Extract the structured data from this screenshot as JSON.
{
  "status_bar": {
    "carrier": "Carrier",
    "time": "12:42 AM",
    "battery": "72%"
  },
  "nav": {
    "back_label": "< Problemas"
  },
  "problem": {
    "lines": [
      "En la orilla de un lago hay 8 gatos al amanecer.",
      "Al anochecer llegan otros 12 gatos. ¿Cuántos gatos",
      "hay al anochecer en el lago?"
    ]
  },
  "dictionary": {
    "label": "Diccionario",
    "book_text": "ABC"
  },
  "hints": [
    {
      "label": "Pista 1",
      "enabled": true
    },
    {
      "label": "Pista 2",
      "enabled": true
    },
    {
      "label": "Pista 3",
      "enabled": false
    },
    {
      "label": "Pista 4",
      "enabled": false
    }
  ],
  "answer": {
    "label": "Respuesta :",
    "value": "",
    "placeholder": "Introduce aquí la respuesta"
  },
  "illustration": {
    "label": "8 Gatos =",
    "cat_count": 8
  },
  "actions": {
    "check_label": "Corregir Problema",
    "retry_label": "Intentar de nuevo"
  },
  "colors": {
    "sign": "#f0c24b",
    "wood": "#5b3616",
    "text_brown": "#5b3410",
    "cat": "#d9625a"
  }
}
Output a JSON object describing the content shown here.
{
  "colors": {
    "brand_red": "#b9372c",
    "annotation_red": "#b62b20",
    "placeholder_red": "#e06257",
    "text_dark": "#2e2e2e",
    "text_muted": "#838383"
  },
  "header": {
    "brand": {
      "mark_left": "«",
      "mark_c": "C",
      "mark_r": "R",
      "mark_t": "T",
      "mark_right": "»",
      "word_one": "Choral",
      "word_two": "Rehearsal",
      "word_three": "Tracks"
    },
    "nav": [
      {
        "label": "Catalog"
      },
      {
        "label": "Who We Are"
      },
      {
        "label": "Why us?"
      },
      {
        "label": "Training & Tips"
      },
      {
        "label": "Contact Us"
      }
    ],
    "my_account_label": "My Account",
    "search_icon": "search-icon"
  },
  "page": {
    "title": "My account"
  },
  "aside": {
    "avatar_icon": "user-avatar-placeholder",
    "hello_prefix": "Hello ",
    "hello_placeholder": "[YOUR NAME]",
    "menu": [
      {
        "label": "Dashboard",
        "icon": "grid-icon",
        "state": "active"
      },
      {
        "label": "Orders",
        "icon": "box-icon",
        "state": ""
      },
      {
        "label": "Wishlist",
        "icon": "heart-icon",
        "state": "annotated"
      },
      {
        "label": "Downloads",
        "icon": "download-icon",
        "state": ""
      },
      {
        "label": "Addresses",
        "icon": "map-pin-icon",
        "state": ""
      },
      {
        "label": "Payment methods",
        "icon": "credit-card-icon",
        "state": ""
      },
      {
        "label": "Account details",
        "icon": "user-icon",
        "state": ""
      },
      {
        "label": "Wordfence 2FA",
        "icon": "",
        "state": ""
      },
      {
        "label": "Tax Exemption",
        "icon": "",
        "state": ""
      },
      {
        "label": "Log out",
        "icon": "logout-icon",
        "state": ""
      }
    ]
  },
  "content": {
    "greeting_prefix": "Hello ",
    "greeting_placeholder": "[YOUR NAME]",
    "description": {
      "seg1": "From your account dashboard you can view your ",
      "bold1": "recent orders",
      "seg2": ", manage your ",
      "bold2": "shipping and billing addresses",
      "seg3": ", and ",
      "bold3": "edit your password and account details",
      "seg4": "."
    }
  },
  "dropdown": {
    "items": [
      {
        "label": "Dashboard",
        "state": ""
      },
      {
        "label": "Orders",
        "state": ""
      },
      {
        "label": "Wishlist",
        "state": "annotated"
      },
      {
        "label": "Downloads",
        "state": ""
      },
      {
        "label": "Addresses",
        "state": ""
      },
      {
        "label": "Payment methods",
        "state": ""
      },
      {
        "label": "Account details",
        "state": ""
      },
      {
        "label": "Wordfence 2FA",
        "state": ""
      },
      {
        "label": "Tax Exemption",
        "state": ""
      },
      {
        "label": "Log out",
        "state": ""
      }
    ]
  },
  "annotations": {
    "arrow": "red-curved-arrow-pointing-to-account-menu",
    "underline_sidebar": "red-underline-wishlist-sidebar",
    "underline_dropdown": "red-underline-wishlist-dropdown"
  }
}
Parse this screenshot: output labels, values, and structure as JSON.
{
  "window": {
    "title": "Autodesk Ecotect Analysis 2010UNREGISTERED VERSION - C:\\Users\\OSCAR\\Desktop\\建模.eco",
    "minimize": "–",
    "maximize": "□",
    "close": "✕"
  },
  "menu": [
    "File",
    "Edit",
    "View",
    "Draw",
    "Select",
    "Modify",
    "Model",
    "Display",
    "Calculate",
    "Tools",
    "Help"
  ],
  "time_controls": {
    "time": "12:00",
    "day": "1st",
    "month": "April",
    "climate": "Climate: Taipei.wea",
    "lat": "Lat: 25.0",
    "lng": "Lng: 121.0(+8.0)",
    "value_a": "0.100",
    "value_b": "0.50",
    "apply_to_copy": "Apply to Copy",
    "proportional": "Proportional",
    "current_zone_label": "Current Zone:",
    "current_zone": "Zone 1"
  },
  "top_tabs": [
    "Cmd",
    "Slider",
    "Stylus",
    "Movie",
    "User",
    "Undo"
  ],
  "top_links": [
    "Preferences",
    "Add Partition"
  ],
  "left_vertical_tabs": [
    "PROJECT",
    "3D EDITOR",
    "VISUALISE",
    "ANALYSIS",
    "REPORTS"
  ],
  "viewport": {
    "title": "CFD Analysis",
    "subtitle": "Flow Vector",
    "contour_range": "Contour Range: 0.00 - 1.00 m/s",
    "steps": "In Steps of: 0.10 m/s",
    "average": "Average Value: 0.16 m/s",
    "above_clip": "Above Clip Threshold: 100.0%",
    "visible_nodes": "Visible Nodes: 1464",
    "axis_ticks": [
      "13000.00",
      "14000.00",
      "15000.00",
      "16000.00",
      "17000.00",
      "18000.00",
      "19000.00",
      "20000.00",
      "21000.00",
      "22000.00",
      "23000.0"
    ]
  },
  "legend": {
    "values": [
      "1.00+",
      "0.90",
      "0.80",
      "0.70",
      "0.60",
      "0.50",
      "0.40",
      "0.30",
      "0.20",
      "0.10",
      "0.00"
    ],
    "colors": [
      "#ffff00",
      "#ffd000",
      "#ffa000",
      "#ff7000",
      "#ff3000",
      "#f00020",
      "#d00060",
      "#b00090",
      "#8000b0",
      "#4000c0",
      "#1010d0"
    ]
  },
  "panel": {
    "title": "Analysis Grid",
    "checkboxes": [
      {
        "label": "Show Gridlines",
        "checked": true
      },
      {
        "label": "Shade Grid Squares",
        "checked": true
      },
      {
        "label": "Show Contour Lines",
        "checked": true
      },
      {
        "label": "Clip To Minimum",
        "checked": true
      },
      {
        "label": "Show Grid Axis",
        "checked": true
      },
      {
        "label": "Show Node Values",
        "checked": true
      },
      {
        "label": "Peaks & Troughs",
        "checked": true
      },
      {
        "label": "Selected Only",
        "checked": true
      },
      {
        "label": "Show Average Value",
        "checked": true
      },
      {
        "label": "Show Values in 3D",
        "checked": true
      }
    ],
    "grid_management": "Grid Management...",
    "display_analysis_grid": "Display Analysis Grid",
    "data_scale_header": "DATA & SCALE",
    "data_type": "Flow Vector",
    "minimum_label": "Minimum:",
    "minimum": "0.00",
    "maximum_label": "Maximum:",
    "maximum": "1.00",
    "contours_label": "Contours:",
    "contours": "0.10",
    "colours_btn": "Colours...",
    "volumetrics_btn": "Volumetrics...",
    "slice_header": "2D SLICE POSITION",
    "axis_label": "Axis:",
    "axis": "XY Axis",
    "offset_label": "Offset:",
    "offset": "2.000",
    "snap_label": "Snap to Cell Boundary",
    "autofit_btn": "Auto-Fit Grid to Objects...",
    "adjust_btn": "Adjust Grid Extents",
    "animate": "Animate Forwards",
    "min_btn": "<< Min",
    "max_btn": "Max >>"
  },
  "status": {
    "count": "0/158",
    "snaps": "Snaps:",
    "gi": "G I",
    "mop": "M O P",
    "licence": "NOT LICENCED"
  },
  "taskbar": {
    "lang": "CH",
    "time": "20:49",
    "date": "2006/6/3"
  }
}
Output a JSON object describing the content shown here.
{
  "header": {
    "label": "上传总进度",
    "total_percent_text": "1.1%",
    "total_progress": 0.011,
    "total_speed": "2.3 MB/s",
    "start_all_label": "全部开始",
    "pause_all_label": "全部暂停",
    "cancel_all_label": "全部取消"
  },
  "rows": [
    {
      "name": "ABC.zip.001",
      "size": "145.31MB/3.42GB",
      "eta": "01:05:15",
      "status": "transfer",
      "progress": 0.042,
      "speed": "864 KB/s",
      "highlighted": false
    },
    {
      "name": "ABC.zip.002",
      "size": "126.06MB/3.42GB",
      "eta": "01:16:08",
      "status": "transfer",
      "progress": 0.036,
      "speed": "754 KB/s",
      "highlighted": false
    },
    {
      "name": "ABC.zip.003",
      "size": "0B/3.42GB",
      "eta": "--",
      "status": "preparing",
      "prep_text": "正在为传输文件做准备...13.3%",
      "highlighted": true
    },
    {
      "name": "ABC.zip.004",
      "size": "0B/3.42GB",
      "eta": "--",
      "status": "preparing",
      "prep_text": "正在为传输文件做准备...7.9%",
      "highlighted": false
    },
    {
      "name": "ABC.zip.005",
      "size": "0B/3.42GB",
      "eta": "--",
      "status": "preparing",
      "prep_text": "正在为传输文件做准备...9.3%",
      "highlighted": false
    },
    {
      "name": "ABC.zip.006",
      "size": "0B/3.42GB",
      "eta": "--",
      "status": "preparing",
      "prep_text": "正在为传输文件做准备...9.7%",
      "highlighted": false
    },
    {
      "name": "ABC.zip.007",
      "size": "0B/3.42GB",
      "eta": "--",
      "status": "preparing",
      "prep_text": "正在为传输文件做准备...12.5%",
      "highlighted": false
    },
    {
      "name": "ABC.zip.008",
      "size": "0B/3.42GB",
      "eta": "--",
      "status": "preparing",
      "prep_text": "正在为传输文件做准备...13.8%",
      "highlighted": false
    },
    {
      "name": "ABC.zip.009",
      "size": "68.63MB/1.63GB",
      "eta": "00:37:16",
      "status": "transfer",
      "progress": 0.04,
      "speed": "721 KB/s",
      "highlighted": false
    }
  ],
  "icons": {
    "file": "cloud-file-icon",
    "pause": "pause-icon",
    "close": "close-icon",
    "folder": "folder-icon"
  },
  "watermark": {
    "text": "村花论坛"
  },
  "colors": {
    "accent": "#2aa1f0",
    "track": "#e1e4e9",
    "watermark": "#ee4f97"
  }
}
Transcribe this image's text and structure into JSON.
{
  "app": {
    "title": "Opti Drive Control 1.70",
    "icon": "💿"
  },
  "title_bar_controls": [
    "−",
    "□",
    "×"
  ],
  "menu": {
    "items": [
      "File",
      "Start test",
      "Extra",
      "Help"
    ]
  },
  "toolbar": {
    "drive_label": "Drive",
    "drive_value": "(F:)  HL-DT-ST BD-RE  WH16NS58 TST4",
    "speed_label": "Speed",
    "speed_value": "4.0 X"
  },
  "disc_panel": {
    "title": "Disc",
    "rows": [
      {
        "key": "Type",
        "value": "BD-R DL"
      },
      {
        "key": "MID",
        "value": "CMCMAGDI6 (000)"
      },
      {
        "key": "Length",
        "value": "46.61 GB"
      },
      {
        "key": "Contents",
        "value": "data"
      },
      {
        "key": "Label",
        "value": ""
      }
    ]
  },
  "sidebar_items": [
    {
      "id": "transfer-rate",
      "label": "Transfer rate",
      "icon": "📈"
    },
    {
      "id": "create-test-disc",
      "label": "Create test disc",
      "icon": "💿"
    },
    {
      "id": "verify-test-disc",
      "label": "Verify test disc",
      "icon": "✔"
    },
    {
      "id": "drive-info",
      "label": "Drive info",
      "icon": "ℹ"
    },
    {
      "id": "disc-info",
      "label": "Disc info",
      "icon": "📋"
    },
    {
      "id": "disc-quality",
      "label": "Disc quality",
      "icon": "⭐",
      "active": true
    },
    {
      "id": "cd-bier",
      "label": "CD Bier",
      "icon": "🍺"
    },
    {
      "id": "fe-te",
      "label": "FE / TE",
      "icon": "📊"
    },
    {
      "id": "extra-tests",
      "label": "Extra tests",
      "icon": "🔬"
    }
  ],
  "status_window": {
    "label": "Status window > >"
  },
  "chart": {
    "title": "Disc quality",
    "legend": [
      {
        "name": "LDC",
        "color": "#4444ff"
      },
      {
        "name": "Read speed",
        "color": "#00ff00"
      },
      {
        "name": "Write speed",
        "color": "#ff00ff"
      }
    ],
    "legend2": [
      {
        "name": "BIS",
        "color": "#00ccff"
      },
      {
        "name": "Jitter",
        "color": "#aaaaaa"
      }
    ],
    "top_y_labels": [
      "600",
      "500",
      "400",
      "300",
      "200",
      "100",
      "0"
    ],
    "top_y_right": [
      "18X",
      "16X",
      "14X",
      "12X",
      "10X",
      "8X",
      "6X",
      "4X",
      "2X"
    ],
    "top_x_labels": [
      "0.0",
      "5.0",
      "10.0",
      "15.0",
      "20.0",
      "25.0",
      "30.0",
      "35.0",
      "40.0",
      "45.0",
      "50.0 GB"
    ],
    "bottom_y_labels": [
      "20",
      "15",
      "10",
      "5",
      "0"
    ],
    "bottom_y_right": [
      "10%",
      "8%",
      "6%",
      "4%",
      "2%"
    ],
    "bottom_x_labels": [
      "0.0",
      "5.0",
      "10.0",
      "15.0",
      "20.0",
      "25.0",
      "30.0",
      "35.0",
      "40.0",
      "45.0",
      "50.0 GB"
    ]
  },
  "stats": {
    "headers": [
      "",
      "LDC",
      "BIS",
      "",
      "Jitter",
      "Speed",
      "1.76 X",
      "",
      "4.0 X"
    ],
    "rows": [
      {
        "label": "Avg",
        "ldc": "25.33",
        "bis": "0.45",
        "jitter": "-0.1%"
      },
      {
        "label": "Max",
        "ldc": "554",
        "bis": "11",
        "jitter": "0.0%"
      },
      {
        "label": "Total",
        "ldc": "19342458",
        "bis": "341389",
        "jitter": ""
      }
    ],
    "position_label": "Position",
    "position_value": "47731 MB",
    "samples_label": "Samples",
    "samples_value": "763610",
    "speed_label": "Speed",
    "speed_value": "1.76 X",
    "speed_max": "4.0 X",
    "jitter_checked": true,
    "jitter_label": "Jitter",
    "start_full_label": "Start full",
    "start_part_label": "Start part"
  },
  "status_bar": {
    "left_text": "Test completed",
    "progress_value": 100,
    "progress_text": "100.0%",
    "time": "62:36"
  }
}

------------------------------------------------

Work out how many lines in the records above contain the word "rate", and give only that number.

Full output
2